Data extracted from a collection:

┌──

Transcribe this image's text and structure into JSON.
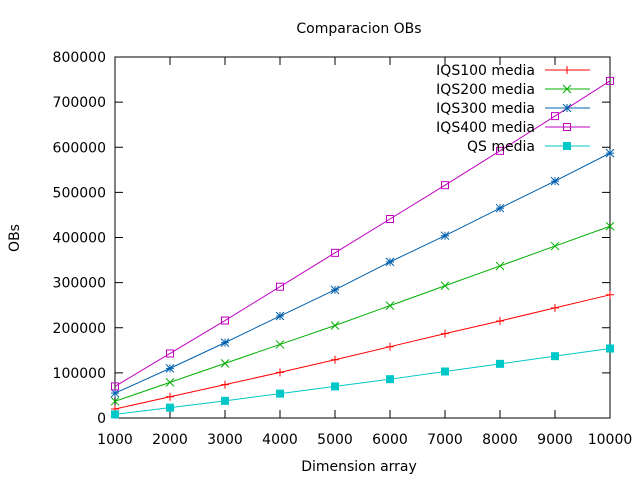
{
  "chart_data": {
    "type": "line",
    "title": "Comparacion OBs",
    "xlabel": "Dimension array",
    "ylabel": "OBs",
    "xlim": [
      1000,
      10000
    ],
    "ylim": [
      0,
      800000
    ],
    "xticks": [
      1000,
      2000,
      3000,
      4000,
      5000,
      6000,
      7000,
      8000,
      9000,
      10000
    ],
    "yticks": [
      0,
      100000,
      200000,
      300000,
      400000,
      500000,
      600000,
      700000,
      800000
    ],
    "grid": false,
    "legend_position": "top-right",
    "x": [
      1000,
      2000,
      3000,
      4000,
      5000,
      6000,
      7000,
      8000,
      9000,
      10000
    ],
    "series": [
      {
        "name": "IQS100 media",
        "color": "#ff0000",
        "marker": "plus",
        "values": [
          20000,
          47000,
          74000,
          101000,
          129000,
          158000,
          187000,
          215000,
          244000,
          273000
        ]
      },
      {
        "name": "IQS200 media",
        "color": "#00b000",
        "marker": "cross",
        "values": [
          37000,
          79000,
          121000,
          163000,
          205000,
          249000,
          293000,
          337000,
          381000,
          425000
        ]
      },
      {
        "name": "IQS300 media",
        "color": "#0060ad",
        "marker": "star",
        "values": [
          55000,
          110000,
          167000,
          226000,
          284000,
          346000,
          404000,
          465000,
          525000,
          587000
        ]
      },
      {
        "name": "IQS400 media",
        "color": "#c000c0",
        "marker": "open-square",
        "values": [
          70000,
          143000,
          216000,
          291000,
          366000,
          441000,
          516000,
          592000,
          669000,
          747000
        ]
      },
      {
        "name": "QS media",
        "color": "#00c8c8",
        "marker": "filled-square",
        "values": [
          8000,
          23000,
          38000,
          54000,
          70000,
          86000,
          103000,
          120000,
          137000,
          154000
        ]
      }
    ]
  }
}
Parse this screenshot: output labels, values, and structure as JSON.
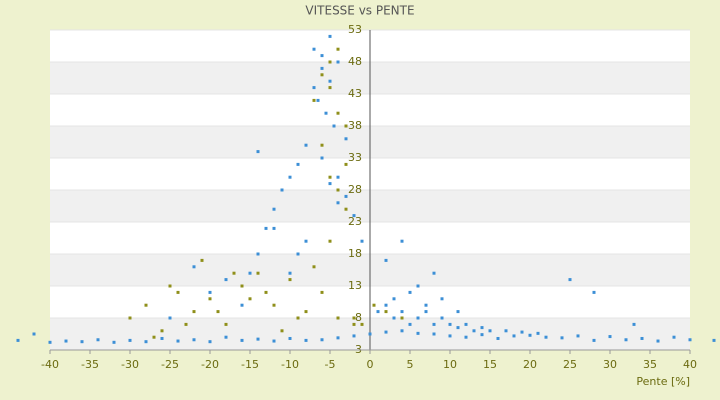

└──

WHAT THE TASK REQUIRES: All the records above need to be given again word for word. Skip the pictures.

WRITTEN REPLY:
Transcribe this image's text and structure into JSON.
{
  "chart_data": {
    "type": "line",
    "title": "Comparacion OBs",
    "xlabel": "Dimension array",
    "ylabel": "OBs",
    "xlim": [
      1000,
      10000
    ],
    "ylim": [
      0,
      800000
    ],
    "xticks": [
      1000,
      2000,
      3000,
      4000,
      5000,
      6000,
      7000,
      8000,
      9000,
      10000
    ],
    "yticks": [
      0,
      100000,
      200000,
      300000,
      400000,
      500000,
      600000,
      700000,
      800000
    ],
    "grid": false,
    "legend_position": "top-right",
    "x": [
      1000,
      2000,
      3000,
      4000,
      5000,
      6000,
      7000,
      8000,
      9000,
      10000
    ],
    "series": [
      {
        "name": "IQS100 media",
        "color": "#ff0000",
        "marker": "plus",
        "values": [
          20000,
          47000,
          74000,
          101000,
          129000,
          158000,
          187000,
          215000,
          244000,
          273000
        ]
      },
      {
        "name": "IQS200 media",
        "color": "#00b000",
        "marker": "cross",
        "values": [
          37000,
          79000,
          121000,
          163000,
          205000,
          249000,
          293000,
          337000,
          381000,
          425000
        ]
      },
      {
        "name": "IQS300 media",
        "color": "#0060ad",
        "marker": "star",
        "values": [
          55000,
          110000,
          167000,
          226000,
          284000,
          346000,
          404000,
          465000,
          525000,
          587000
        ]
      },
      {
        "name": "IQS400 media",
        "color": "#c000c0",
        "marker": "open-square",
        "values": [
          70000,
          143000,
          216000,
          291000,
          366000,
          441000,
          516000,
          592000,
          669000,
          747000
        ]
      },
      {
        "name": "QS media",
        "color": "#00c8c8",
        "marker": "filled-square",
        "values": [
          8000,
          23000,
          38000,
          54000,
          70000,
          86000,
          103000,
          120000,
          137000,
          154000
        ]
      }
    ]
  }
}
Parse this screenshot: output labels, values, and structure as JSON.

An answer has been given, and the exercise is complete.